Task prompt >>
Pick out the lines below that contain the string "Provisions" and copy them all.
#####
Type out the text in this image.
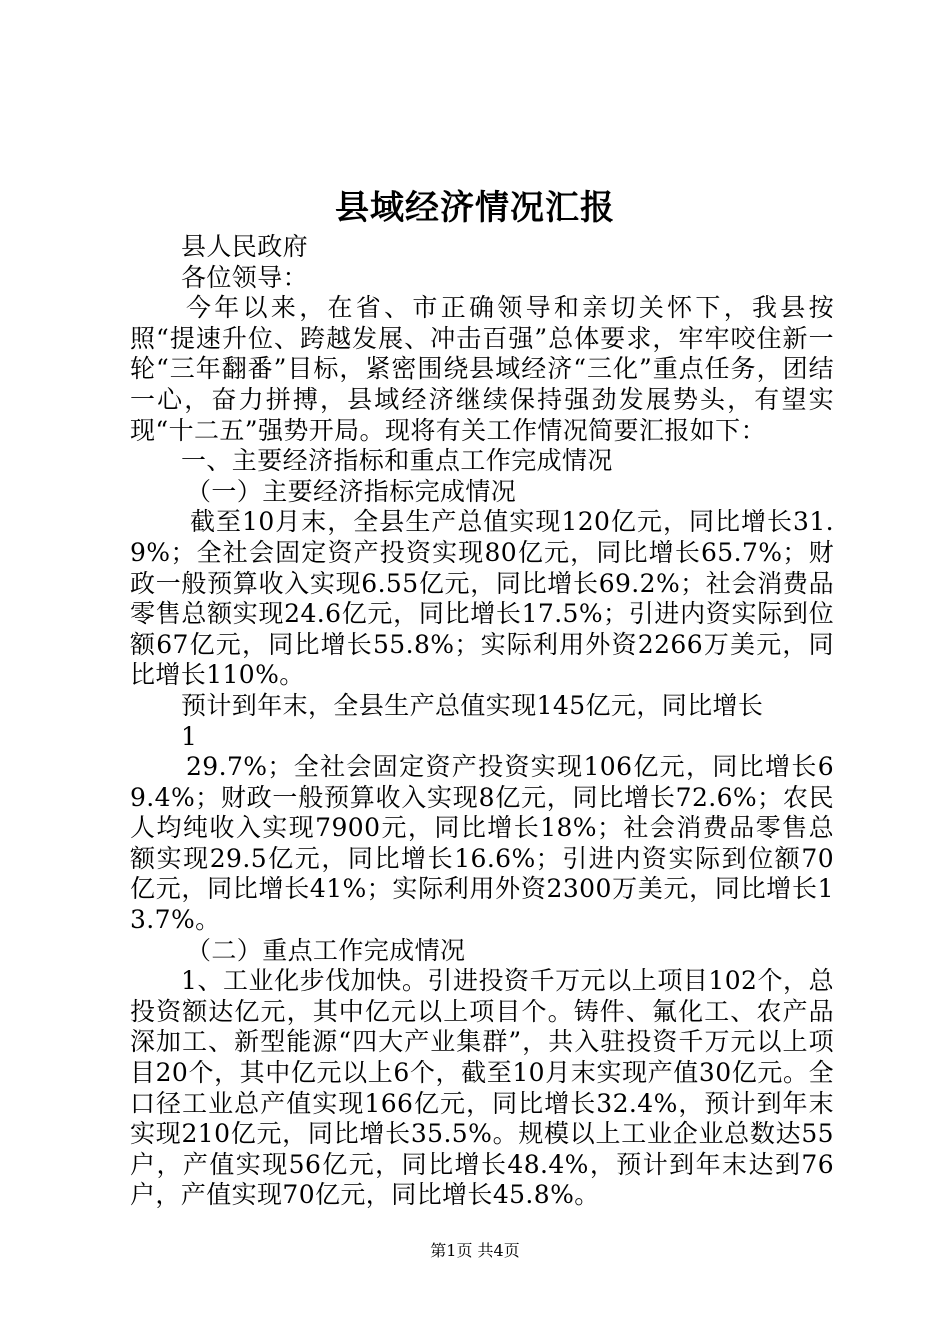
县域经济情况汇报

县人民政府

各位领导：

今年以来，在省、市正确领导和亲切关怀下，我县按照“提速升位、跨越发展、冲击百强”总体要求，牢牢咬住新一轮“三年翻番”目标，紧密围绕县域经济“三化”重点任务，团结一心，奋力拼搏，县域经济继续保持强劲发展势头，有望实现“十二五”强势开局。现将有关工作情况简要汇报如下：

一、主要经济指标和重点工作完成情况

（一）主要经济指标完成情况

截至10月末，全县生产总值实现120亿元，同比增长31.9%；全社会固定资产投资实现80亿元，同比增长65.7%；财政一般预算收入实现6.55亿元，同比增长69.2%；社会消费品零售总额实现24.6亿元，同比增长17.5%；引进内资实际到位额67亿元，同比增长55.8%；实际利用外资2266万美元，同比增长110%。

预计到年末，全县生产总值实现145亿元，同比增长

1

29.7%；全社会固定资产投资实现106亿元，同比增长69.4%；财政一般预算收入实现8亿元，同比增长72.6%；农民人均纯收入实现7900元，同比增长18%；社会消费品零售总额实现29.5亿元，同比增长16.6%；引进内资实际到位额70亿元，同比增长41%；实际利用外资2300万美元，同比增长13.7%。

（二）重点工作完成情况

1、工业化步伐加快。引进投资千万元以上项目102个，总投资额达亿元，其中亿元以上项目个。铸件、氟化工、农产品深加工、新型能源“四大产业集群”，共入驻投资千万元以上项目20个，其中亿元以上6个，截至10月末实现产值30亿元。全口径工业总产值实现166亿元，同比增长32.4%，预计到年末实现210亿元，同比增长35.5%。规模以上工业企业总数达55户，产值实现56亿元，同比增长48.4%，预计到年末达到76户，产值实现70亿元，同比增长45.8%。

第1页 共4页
#####
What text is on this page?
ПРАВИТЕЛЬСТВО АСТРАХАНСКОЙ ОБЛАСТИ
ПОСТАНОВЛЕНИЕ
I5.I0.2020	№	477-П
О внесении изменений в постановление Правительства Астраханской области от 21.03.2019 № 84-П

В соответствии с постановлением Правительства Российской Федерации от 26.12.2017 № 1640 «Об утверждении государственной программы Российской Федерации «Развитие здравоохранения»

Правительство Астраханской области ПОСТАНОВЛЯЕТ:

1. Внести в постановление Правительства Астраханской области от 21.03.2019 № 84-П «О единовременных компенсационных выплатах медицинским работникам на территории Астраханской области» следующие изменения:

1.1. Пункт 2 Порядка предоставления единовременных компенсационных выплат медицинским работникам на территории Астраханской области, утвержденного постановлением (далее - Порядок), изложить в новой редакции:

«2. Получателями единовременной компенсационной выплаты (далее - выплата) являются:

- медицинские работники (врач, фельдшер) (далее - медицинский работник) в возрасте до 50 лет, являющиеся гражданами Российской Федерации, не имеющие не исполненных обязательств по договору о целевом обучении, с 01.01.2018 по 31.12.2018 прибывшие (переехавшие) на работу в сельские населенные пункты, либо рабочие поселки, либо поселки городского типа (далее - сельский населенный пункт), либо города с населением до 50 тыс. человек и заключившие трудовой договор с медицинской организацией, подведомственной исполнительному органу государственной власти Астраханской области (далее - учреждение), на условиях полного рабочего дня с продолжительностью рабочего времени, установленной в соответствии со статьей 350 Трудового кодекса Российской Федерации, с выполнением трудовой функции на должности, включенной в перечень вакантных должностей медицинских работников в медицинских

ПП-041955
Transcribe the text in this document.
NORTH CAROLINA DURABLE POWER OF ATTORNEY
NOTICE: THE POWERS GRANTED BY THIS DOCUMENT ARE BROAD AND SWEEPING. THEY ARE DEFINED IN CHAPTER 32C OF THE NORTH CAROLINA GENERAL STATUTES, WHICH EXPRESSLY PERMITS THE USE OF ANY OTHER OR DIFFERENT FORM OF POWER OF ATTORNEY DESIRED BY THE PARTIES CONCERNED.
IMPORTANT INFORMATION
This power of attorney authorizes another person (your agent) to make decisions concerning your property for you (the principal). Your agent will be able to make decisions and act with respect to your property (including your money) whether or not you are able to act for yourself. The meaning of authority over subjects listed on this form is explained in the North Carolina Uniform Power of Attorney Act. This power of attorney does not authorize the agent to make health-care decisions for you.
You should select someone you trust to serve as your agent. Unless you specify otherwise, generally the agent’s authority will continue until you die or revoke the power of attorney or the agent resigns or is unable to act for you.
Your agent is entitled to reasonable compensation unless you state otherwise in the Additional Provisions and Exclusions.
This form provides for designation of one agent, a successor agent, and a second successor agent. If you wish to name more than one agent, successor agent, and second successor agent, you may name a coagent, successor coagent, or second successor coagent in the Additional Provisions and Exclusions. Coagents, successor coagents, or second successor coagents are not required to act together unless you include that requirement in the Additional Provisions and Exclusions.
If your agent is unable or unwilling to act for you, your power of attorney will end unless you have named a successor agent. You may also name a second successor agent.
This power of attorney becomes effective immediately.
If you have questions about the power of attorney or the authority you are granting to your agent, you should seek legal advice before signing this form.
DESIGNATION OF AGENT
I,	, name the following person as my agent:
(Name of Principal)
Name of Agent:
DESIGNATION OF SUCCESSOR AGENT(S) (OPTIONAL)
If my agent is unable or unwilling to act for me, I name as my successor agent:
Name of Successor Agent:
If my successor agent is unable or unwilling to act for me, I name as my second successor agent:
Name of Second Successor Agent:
#####
Exercise answer >>
Your agent is entitled to reasonable compensation unless you state otherwise in the Additional Provisions and Exclusions.
This form provides for designation of one agent, a successor agent, and a second successor agent. If you wish to name more than one agent, successor agent, and second successor agent, you may name a coagent, successor coagent, or second successor coagent in the Additional Provisions and Exclusions. Coagents, successor coagents, or second successor coagents are not required to act together unless you include that requirement in the Additional Provisions and Exclusions.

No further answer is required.